[Collected data]
BEGIN

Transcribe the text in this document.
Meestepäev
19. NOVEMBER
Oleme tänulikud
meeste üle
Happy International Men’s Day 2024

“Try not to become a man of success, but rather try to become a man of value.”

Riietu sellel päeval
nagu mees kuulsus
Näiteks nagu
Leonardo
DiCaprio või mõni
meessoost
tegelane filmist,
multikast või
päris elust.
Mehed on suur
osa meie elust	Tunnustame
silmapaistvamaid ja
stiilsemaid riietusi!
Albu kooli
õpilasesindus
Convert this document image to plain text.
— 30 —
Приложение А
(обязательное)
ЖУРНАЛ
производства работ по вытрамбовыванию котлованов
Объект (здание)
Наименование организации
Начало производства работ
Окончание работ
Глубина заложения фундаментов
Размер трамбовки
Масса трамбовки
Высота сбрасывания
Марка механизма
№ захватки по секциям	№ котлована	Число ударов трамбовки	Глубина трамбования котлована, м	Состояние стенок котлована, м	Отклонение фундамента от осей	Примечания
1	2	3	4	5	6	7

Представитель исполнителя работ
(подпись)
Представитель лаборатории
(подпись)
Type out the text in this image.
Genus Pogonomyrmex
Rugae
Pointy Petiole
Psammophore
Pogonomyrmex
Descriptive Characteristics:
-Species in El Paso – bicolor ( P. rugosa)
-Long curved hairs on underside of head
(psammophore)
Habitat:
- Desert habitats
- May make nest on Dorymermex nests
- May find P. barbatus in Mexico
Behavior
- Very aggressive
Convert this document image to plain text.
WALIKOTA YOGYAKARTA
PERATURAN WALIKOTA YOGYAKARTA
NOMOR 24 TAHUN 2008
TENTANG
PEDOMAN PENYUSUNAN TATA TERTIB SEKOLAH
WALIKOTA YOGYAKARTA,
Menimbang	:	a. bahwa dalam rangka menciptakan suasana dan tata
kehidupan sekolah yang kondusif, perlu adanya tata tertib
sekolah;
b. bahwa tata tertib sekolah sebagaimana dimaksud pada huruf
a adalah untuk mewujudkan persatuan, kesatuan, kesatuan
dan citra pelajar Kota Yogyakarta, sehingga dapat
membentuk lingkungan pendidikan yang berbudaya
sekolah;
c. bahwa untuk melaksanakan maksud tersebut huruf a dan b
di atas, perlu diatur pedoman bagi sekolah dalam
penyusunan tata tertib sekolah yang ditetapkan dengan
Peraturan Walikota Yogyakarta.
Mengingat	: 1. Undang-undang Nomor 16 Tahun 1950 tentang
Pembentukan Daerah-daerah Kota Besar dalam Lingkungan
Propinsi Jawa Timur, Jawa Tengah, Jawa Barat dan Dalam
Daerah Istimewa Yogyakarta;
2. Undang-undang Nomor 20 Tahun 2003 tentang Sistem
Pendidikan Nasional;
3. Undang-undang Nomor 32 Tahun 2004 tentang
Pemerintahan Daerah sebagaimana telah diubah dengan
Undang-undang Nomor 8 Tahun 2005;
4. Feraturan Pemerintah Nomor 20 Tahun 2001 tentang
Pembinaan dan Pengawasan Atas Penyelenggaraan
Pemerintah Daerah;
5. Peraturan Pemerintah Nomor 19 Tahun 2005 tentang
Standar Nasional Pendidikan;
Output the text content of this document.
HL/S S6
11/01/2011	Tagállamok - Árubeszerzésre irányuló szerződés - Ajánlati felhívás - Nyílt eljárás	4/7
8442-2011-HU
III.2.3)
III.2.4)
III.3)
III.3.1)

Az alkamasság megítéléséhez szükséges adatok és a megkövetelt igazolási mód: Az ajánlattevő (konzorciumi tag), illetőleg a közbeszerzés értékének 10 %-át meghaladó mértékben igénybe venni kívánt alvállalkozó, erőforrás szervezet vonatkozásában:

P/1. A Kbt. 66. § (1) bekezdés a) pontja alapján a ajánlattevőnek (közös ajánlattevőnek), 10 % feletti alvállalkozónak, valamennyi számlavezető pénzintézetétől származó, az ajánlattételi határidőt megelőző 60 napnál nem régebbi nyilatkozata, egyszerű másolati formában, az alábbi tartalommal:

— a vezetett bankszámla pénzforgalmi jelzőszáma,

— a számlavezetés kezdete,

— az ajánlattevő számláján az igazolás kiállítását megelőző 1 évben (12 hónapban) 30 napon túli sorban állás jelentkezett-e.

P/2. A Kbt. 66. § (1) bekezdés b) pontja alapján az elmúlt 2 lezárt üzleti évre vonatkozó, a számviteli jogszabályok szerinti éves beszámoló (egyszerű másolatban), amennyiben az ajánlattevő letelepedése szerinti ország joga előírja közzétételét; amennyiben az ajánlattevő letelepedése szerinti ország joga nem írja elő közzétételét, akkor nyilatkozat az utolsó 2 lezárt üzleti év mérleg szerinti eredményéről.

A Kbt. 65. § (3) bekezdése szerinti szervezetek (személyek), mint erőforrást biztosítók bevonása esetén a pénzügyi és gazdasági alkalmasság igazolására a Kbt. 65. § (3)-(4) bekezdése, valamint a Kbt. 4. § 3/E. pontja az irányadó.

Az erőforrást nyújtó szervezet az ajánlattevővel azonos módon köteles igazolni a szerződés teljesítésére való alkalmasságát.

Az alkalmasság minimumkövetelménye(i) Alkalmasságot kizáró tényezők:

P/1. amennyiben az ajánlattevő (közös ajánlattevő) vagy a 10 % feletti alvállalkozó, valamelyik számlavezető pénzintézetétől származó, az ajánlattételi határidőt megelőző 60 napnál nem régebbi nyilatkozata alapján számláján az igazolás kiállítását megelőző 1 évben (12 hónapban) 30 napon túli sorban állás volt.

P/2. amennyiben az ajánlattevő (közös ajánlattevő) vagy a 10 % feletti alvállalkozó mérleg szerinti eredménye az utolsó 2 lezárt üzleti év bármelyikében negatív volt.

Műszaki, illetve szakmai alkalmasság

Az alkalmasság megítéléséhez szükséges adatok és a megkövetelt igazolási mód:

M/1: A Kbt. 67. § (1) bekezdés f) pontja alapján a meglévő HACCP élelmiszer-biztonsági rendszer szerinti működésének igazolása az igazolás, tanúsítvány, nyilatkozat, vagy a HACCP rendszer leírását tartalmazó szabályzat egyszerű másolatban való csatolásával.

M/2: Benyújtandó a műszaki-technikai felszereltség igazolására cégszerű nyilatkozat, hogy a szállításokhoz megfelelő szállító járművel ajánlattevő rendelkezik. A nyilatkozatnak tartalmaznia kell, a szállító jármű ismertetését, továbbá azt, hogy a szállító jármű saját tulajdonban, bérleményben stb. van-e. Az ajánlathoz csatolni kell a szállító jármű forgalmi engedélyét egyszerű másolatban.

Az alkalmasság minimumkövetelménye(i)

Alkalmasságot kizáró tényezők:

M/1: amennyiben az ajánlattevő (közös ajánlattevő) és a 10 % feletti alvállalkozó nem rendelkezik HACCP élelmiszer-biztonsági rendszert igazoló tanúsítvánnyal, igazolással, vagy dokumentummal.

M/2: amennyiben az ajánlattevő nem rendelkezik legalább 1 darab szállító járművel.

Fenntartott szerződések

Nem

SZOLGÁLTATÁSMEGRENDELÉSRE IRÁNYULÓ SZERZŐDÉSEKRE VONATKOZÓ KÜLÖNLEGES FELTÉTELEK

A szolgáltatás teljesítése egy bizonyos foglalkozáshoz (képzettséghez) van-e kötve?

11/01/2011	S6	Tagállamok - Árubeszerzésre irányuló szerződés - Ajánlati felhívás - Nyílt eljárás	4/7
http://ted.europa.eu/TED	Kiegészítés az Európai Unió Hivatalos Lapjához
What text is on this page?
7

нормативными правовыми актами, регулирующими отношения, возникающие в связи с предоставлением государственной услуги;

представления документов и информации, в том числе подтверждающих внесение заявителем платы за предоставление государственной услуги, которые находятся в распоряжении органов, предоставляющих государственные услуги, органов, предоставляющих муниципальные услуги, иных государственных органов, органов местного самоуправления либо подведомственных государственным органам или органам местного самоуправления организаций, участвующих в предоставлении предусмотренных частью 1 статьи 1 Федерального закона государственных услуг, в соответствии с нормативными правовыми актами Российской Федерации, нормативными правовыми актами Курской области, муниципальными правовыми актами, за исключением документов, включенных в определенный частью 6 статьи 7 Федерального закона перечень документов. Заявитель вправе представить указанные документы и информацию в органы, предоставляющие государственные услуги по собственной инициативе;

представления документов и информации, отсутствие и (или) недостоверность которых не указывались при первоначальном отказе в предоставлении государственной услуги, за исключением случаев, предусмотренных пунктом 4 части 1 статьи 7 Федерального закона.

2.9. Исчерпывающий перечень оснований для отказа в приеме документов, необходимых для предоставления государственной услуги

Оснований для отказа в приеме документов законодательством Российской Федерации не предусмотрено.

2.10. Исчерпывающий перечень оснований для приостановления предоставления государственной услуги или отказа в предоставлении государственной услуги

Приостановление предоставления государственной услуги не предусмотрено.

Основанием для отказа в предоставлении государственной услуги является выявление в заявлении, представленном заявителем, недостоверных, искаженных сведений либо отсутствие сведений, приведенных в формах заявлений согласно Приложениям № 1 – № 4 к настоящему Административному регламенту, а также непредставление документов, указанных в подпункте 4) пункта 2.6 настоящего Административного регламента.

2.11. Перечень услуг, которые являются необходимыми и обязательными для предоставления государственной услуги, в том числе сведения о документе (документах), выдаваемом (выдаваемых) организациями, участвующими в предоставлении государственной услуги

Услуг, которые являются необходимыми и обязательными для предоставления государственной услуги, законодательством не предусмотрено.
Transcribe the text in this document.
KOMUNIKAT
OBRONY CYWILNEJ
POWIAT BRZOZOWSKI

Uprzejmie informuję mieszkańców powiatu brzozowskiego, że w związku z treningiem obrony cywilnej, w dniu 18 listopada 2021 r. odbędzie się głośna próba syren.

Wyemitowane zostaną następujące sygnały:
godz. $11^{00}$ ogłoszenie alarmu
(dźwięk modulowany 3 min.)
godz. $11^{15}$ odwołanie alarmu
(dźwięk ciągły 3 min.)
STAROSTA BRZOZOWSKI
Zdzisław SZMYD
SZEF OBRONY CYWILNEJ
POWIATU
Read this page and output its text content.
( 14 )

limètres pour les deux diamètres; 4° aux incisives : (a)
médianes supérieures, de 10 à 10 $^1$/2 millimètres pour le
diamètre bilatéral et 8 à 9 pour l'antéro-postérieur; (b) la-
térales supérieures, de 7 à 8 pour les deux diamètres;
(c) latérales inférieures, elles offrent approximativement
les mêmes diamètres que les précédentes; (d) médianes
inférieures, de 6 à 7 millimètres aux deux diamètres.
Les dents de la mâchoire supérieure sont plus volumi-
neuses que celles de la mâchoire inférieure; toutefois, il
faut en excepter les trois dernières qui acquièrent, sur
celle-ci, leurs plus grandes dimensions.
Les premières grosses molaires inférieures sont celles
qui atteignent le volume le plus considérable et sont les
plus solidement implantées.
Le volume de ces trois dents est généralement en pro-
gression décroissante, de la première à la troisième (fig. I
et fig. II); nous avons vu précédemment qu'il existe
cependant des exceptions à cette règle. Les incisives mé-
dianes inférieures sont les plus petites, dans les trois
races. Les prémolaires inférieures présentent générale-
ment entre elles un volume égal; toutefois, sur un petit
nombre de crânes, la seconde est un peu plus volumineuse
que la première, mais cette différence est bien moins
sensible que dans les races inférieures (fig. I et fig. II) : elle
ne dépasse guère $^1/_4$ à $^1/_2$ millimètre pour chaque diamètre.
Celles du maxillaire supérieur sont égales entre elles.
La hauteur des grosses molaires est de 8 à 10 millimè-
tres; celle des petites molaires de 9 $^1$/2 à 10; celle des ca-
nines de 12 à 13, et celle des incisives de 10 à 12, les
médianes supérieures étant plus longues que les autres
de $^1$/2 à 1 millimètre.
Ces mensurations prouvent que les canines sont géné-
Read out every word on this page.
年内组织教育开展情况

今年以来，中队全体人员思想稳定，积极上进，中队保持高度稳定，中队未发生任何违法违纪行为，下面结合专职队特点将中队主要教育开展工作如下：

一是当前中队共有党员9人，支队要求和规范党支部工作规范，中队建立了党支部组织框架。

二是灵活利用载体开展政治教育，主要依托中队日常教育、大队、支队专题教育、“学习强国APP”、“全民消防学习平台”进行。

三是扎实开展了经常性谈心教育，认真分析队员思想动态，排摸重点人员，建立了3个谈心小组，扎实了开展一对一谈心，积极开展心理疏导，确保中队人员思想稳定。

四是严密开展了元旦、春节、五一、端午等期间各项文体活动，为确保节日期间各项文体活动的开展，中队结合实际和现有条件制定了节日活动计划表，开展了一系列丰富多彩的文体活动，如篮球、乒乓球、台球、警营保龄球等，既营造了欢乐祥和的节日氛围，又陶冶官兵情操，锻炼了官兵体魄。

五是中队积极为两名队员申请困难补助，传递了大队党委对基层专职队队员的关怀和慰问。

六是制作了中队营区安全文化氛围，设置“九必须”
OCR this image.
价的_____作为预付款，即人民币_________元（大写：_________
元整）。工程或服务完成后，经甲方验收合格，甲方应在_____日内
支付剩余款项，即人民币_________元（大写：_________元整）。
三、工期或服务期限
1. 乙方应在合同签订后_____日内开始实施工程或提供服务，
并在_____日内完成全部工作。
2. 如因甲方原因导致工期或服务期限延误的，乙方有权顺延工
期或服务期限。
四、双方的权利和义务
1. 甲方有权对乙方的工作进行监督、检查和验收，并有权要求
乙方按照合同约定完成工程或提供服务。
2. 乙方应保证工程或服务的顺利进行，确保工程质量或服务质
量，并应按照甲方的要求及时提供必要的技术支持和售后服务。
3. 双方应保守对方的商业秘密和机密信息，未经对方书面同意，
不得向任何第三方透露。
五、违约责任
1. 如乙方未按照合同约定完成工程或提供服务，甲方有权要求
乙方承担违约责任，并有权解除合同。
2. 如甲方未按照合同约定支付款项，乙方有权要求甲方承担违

END

*WHAT IS EXPECTED*. Every line in the data above that contains "grosses" needs to be copied.

*FULL ANSWER*.
Les premières grosses molaires inférieures sont celles
La hauteur des grosses molaires est de 8 à 10 millimè-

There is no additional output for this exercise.